--- Begin Text block ---
Lets Make a Serialization Library

Follow the code for this post on github.

Serialization is the most fundamental aspect of digital wares. It is what allows us to use all existing technology today, taking a real world application and enabling it to operate in a digital space. Computers work for us because we are able to translate our real world ideas and information into 1s and 0s.

Many times I have needed a serialization method for some engineering task. In languages like javascript, the language itself has built in facilicities for this, JavaScript Object Notation (JSON). JSON is a great serialization specification because it gives you a human readable representation of any arbitrary dynamically sized data types. Most of our internet communication uses JSON format today, even though no humans read it, and not all communication nodes are using JavaScript.

Binary serialization is another way we translate data, the difference is that the data stream is an unreadable stream of 1s and 0s. I’d like to use something like this for a database application I’m working on, and there are a couple of features that are important for me here:

  • Easy to include - I’m going to be using this tool as an interface for a library. Therefore it needs to be stupid simple to use.
  • Space efficient - The data output here should be as small as possible, and it doesn’t need to be human readable.
  • Portable - The data output should follow a spec capable of being platform agnostic. I don’t care about endianness and it must work in any popular language.

so lets look at the most common tools we could use.

Google Protobufs or Flatbuffers

Protobufs is popular, but I don’t know why. As the website disclaims, you “use special generated source code to easily write and read your structured data”. The concept of using generated code for this purpose is a true abomination. You define your data types in seperate .proto files, and a separate compiler spits out serialization functions for your language of choice.

Flatbuffer is similar, but you are capable of dereferencing individual data types from the stream without deserializing the entire object. This is a neat trick for some applications.
--- End Text block ---
--- Begin Stored rows ---
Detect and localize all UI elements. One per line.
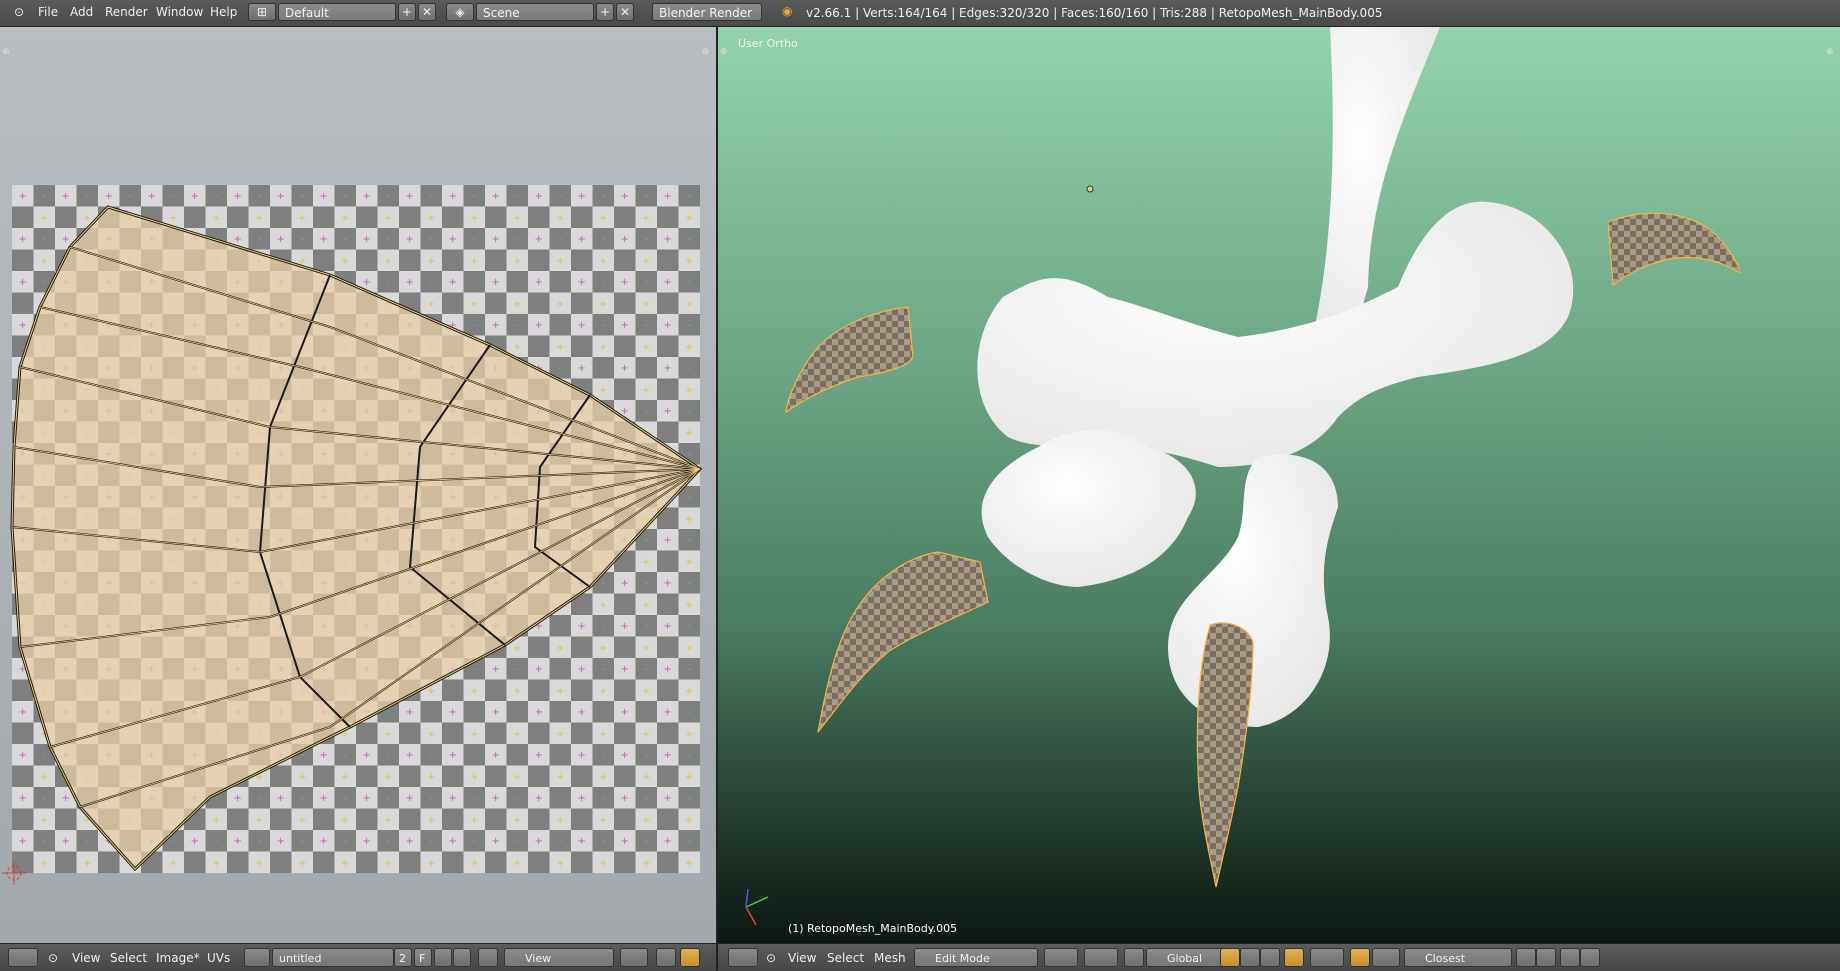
--- End Stored rows ---
--- Begin Stored rows ---
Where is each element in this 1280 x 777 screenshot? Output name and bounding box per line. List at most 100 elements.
--- End Stored rows ---
» **Stated exercise**:
Could you reproduce the part of the serialization post starting at "Flatbuffer is similar, but" and ending at "for some applications.", copied word for word?

» **Exercise output**:
Flatbuffer is similar, but you are capable of dereferencing individual data types from the stream without deserializing the entire object. This is a neat trick for some applications.